**Set problem**
All the entries need to be quoted exactly, apart from the pictures, which you should drop.

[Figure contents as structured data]
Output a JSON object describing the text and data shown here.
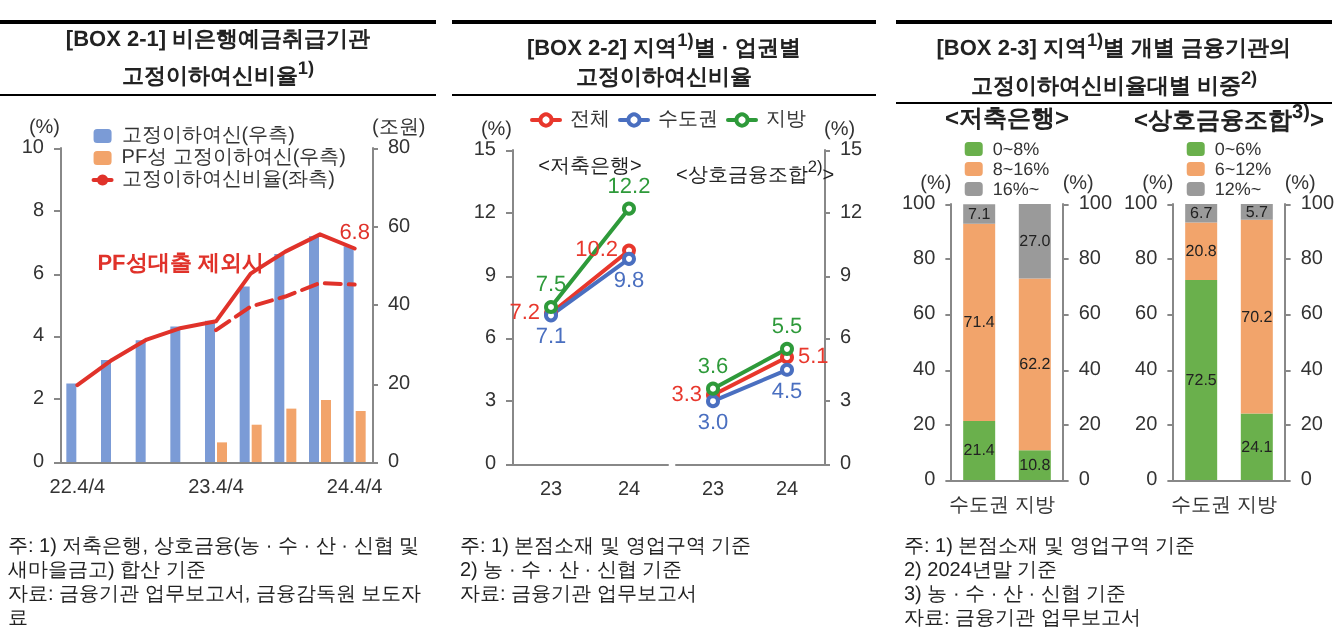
{
  "chart_data": [
    {
      "type": "bar",
      "title": "[BOX 2-1] 비은행예금취급기관\n고정이하여신비율$^{1)}$",
      "categories": [
        "22.4/4",
        null,
        null,
        null,
        "23.4/4",
        null,
        null,
        null,
        "24.4/4"
      ],
      "ylabel": "(%)",
      "y2label": "(조원)",
      "ylim": [
        0,
        10
      ],
      "yticks": [
        0,
        2,
        4,
        6,
        8,
        10
      ],
      "y2lim": [
        0,
        80
      ],
      "y2ticks": [
        0,
        20,
        40,
        60,
        80
      ],
      "legend": "top right",
      "marker": "none",
      "series": [
        {
          "name": "고정이하여신(우측)",
          "color": "#7b9bd6",
          "axis": "y2",
          "values": [
            20,
            26,
            31,
            34.5,
            36,
            44.7,
            53,
            57.5,
            55
          ]
        },
        {
          "name": "PF성 고정이하여신(우측)",
          "color": "#f2a46b",
          "axis": "y2",
          "values": [
            null,
            null,
            null,
            null,
            5,
            9.5,
            13.6,
            15.8,
            13
          ]
        },
        {
          "name": "고정이하여신비율(좌측)",
          "type": "line",
          "color": "#e0322a",
          "values": [
            2.45,
            3.25,
            3.9,
            4.27,
            4.48,
            6.0,
            6.7,
            7.25,
            6.8
          ],
          "value_labels": [
            null,
            null,
            null,
            null,
            null,
            null,
            null,
            null,
            "6.8"
          ]
        },
        {
          "type": "line",
          "color": "#e0322a",
          "line_style": "dashed",
          "values": [
            null,
            null,
            null,
            null,
            4.2,
            4.95,
            5.27,
            5.7,
            5.65
          ]
        }
      ],
      "annotations": [
        "PF성대출 제외시",
        "주: 1) 저축은행, 상호금융(농 · 수 · 산 · 신협 및 새마을금고) 합산 기준",
        "자료: 금융기관 업무보고서, 금융감독원 보도자료"
      ]
    },
    {
      "type": "line",
      "title": "[BOX 2-2] 지역$^{1)}$별 · 업권별\n고정이하여신비율",
      "subtitle": "<저축은행>",
      "categories": [
        "23",
        "24"
      ],
      "ylabel": "(%)",
      "ylim": [
        0,
        15
      ],
      "yticks": [
        0,
        3,
        6,
        9,
        12,
        15
      ],
      "legend": "top",
      "marker": "circle",
      "series": [
        {
          "name": "전체",
          "color": "#e8372c",
          "values": [
            7.2,
            10.2
          ],
          "value_labels": [
            "7.2",
            "10.2"
          ]
        },
        {
          "name": "수도권",
          "color": "#4a6fc0",
          "values": [
            7.1,
            9.8
          ],
          "value_labels": [
            "7.1",
            "9.8"
          ]
        },
        {
          "name": "지방",
          "color": "#2e9a3a",
          "values": [
            7.5,
            12.2
          ],
          "value_labels": [
            "7.5",
            "12.2"
          ]
        }
      ],
      "annotations": [
        "주: 1) 본점소재 및 영업구역 기준",
        "2) 농 · 수 · 산 · 신협 기준",
        "자료: 금융기관 업무보고서"
      ]
    },
    {
      "type": "line",
      "subtitle": "<상호금융조합$^{2)}$>",
      "categories": [
        "23",
        "24"
      ],
      "y2label": "(%)",
      "y2lim": [
        0,
        15
      ],
      "y2ticks": [
        0,
        3,
        6,
        9,
        12,
        15
      ],
      "marker": "circle",
      "series": [
        {
          "color": "#e8372c",
          "axis": "y2",
          "values": [
            3.3,
            5.1
          ],
          "value_labels": [
            "3.3",
            "5.1"
          ]
        },
        {
          "color": "#4a6fc0",
          "axis": "y2",
          "values": [
            3.0,
            4.5
          ],
          "value_labels": [
            "3.0",
            "4.5"
          ]
        },
        {
          "color": "#2e9a3a",
          "axis": "y2",
          "values": [
            3.6,
            5.5
          ],
          "value_labels": [
            "3.6",
            "5.5"
          ]
        }
      ]
    },
    {
      "type": "bar",
      "stacked": true,
      "title": "[BOX 2-3] 지역$^{1)}$별 개별 금융기관의\n고정이하여신비율대별 비중$^{2)}$",
      "subtitle": "<저축은행>",
      "categories": [
        "수도권",
        "지방"
      ],
      "ylabel": "(%)",
      "y2label": "(%)",
      "ylim": [
        0,
        100
      ],
      "yticks": [
        0,
        20,
        40,
        60,
        80,
        100
      ],
      "y2lim": [
        0,
        100
      ],
      "y2ticks": [
        0,
        20,
        40,
        60,
        80,
        100
      ],
      "legend": "top",
      "series": [
        {
          "name": "0~8%",
          "color": "#6ab04c",
          "values": [
            21.4,
            10.8
          ],
          "value_labels": [
            "21.4",
            "10.8"
          ]
        },
        {
          "name": "8~16%",
          "color": "#f2a46b",
          "values": [
            71.4,
            62.2
          ],
          "value_labels": [
            "71.4",
            "62.2"
          ]
        },
        {
          "name": "16%~",
          "color": "#9a9a9a",
          "values": [
            7.1,
            27.0
          ],
          "value_labels": [
            "7.1",
            "27.0"
          ]
        }
      ],
      "annotations": [
        "주: 1) 본점소재 및 영업구역 기준",
        "2) 2024년말 기준",
        "3) 농 · 수 · 산 · 신협 기준",
        "자료: 금융기관 업무보고서"
      ]
    },
    {
      "type": "bar",
      "stacked": true,
      "subtitle": "<상호금융조합$^{3)}$>",
      "categories": [
        "수도권",
        "지방"
      ],
      "ylabel": "(%)",
      "y2label": "(%)",
      "ylim": [
        0,
        100
      ],
      "yticks": [
        0,
        20,
        40,
        60,
        80,
        100
      ],
      "y2lim": [
        0,
        100
      ],
      "y2ticks": [
        0,
        20,
        40,
        60,
        80,
        100
      ],
      "legend": "top",
      "series": [
        {
          "name": "0~6%",
          "color": "#6ab04c",
          "values": [
            72.5,
            24.1
          ],
          "value_labels": [
            "72.5",
            "24.1"
          ]
        },
        {
          "name": "6~12%",
          "color": "#f2a46b",
          "values": [
            20.8,
            70.2
          ],
          "value_labels": [
            "20.8",
            "70.2"
          ]
        },
        {
          "name": "12%~",
          "color": "#9a9a9a",
          "values": [
            6.7,
            5.7
          ],
          "value_labels": [
            "6.7",
            "5.7"
          ]
        }
      ]
    }
  ]
}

**Written response**
Output a JSON object describing the text and data shown here.
{
  "chart_data": [
    {
      "type": "bar",
      "title": "[BOX 2-1] 비은행예금취급기관\n고정이하여신비율$^{1)}$",
      "categories": [
        "22.4/4",
        null,
        null,
        null,
        "23.4/4",
        null,
        null,
        null,
        "24.4/4"
      ],
      "ylabel": "(%)",
      "y2label": "(조원)",
      "ylim": [
        0,
        10
      ],
      "yticks": [
        0,
        2,
        4,
        6,
        8,
        10
      ],
      "y2lim": [
        0,
        80
      ],
      "y2ticks": [
        0,
        20,
        40,
        60,
        80
      ],
      "legend": "top right",
      "marker": "none",
      "series": [
        {
          "name": "고정이하여신(우측)",
          "color": "#7b9bd6",
          "axis": "y2",
          "values": [
            20,
            26,
            31,
            34.5,
            36,
            44.7,
            53,
            57.5,
            55
          ]
        },
        {
          "name": "PF성 고정이하여신(우측)",
          "color": "#f2a46b",
          "axis": "y2",
          "values": [
            null,
            null,
            null,
            null,
            5,
            9.5,
            13.6,
            15.8,
            13
          ]
        },
        {
          "name": "고정이하여신비율(좌측)",
          "type": "line",
          "color": "#e0322a",
          "values": [
            2.45,
            3.25,
            3.9,
            4.27,
            4.48,
            6.0,
            6.7,
            7.25,
            6.8
          ],
          "value_labels": [
            null,
            null,
            null,
            null,
            null,
            null,
            null,
            null,
            "6.8"
          ]
        },
        {
          "type": "line",
          "color": "#e0322a",
          "line_style": "dashed",
          "values": [
            null,
            null,
            null,
            null,
            4.2,
            4.95,
            5.27,
            5.7,
            5.65
          ]
        }
      ],
      "annotations": [
        "PF성대출 제외시",
        "주: 1) 저축은행, 상호금융(농 · 수 · 산 · 신협 및 새마을금고) 합산 기준",
        "자료: 금융기관 업무보고서, 금융감독원 보도자료"
      ]
    },
    {
      "type": "line",
      "title": "[BOX 2-2] 지역$^{1)}$별 · 업권별\n고정이하여신비율",
      "subtitle": "<저축은행>",
      "categories": [
        "23",
        "24"
      ],
      "ylabel": "(%)",
      "ylim": [
        0,
        15
      ],
      "yticks": [
        0,
        3,
        6,
        9,
        12,
        15
      ],
      "legend": "top",
      "marker": "circle",
      "series": [
        {
          "name": "전체",
          "color": "#e8372c",
          "values": [
            7.2,
            10.2
          ],
          "value_labels": [
            "7.2",
            "10.2"
          ]
        },
        {
          "name": "수도권",
          "color": "#4a6fc0",
          "values": [
            7.1,
            9.8
          ],
          "value_labels": [
            "7.1",
            "9.8"
          ]
        },
        {
          "name": "지방",
          "color": "#2e9a3a",
          "values": [
            7.5,
            12.2
          ],
          "value_labels": [
            "7.5",
            "12.2"
          ]
        }
      ],
      "annotations": [
        "주: 1) 본점소재 및 영업구역 기준",
        "2) 농 · 수 · 산 · 신협 기준",
        "자료: 금융기관 업무보고서"
      ]
    },
    {
      "type": "line",
      "subtitle": "<상호금융조합$^{2)}$>",
      "categories": [
        "23",
        "24"
      ],
      "y2label": "(%)",
      "y2lim": [
        0,
        15
      ],
      "y2ticks": [
        0,
        3,
        6,
        9,
        12,
        15
      ],
      "marker": "circle",
      "series": [
        {
          "color": "#e8372c",
          "axis": "y2",
          "values": [
            3.3,
            5.1
          ],
          "value_labels": [
            "3.3",
            "5.1"
          ]
        },
        {
          "color": "#4a6fc0",
          "axis": "y2",
          "values": [
            3.0,
            4.5
          ],
          "value_labels": [
            "3.0",
            "4.5"
          ]
        },
        {
          "color": "#2e9a3a",
          "axis": "y2",
          "values": [
            3.6,
            5.5
          ],
          "value_labels": [
            "3.6",
            "5.5"
          ]
        }
      ]
    },
    {
      "type": "bar",
      "stacked": true,
      "title": "[BOX 2-3] 지역$^{1)}$별 개별 금융기관의\n고정이하여신비율대별 비중$^{2)}$",
      "subtitle": "<저축은행>",
      "categories": [
        "수도권",
        "지방"
      ],
      "ylabel": "(%)",
      "y2label": "(%)",
      "ylim": [
        0,
        100
      ],
      "yticks": [
        0,
        20,
        40,
        60,
        80,
        100
      ],
      "y2lim": [
        0,
        100
      ],
      "y2ticks": [
        0,
        20,
        40,
        60,
        80,
        100
      ],
      "legend": "top",
      "series": [
        {
          "name": "0~8%",
          "color": "#6ab04c",
          "values": [
            21.4,
            10.8
          ],
          "value_labels": [
            "21.4",
            "10.8"
          ]
        },
        {
          "name": "8~16%",
          "color": "#f2a46b",
          "values": [
            71.4,
            62.2
          ],
          "value_labels": [
            "71.4",
            "62.2"
          ]
        },
        {
          "name": "16%~",
          "color": "#9a9a9a",
          "values": [
            7.1,
            27.0
          ],
          "value_labels": [
            "7.1",
            "27.0"
          ]
        }
      ],
      "annotations": [
        "주: 1) 본점소재 및 영업구역 기준",
        "2) 2024년말 기준",
        "3) 농 · 수 · 산 · 신협 기준",
        "자료: 금융기관 업무보고서"
      ]
    },
    {
      "type": "bar",
      "stacked": true,
      "subtitle": "<상호금융조합$^{3)}$>",
      "categories": [
        "수도권",
        "지방"
      ],
      "ylabel": "(%)",
      "y2label": "(%)",
      "ylim": [
        0,
        100
      ],
      "yticks": [
        0,
        20,
        40,
        60,
        80,
        100
      ],
      "y2lim": [
        0,
        100
      ],
      "y2ticks": [
        0,
        20,
        40,
        60,
        80,
        100
      ],
      "legend": "top",
      "series": [
        {
          "name": "0~6%",
          "color": "#6ab04c",
          "values": [
            72.5,
            24.1
          ],
          "value_labels": [
            "72.5",
            "24.1"
          ]
        },
        {
          "name": "6~12%",
          "color": "#f2a46b",
          "values": [
            20.8,
            70.2
          ],
          "value_labels": [
            "20.8",
            "70.2"
          ]
        },
        {
          "name": "12%~",
          "color": "#9a9a9a",
          "values": [
            6.7,
            5.7
          ],
          "value_labels": [
            "6.7",
            "5.7"
          ]
        }
      ]
    }
  ]
}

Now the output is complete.